PROMPT - Leave the pictures out. Return all other data exactly.

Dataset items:
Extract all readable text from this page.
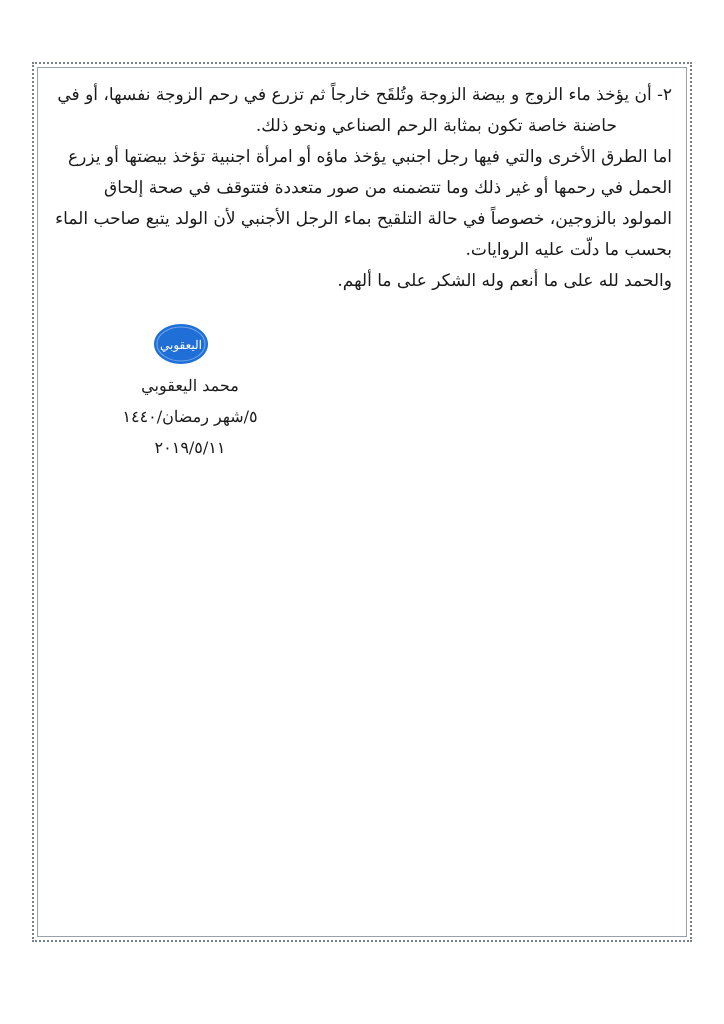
٢- أن يؤخذ ماء الزوج و بيضة الزوجة وتُلقَح خارجاً ثم تزرع في رحم الزوجة نفسها، أو في

حاضنة خاصة تكون بمثابة الرحم الصناعي ونحو ذلك.

اما الطرق الأخرى والتي فيها رجل اجنبي يؤخذ ماؤه أو امرأة اجنبية تؤخذ بيضتها أو يزرع الحمل في رحمها أو غير ذلك وما تتضمنه من صور متعددة فتتوقف في صحة إلحاق المولود بالزوجين، خصوصاً في حالة التلقيح بماء الرجل الأجنبي لأن الولد يتبع صاحب الماء بحسب ما دلّت عليه الروايات.

والحمد لله على ما أنعم وله الشكر على ما ألهم.

اليعقوبي
محمد اليعقوبي
٥/شهر رمضان/١٤٤٠
٢٠١٩/٥/١١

FULL RESPONSE -
Extract all readable text from this page.
٢- أن يؤخذ ماء الزوج و بيضة الزوجة وتُلقَح خارجاً ثم تزرع في رحم الزوجة نفسها، أو في

حاضنة خاصة تكون بمثابة الرحم الصناعي ونحو ذلك.

اما الطرق الأخرى والتي فيها رجل اجنبي يؤخذ ماؤه أو امرأة اجنبية تؤخذ بيضتها أو يزرع الحمل في رحمها أو غير ذلك وما تتضمنه من صور متعددة فتتوقف في صحة إلحاق المولود بالزوجين، خصوصاً في حالة التلقيح بماء الرجل الأجنبي لأن الولد يتبع صاحب الماء بحسب ما دلّت عليه الروايات.

والحمد لله على ما أنعم وله الشكر على ما ألهم.

اليعقوبي
محمد اليعقوبي
٥/شهر رمضان/١٤٤٠
٢٠١٩/٥/١١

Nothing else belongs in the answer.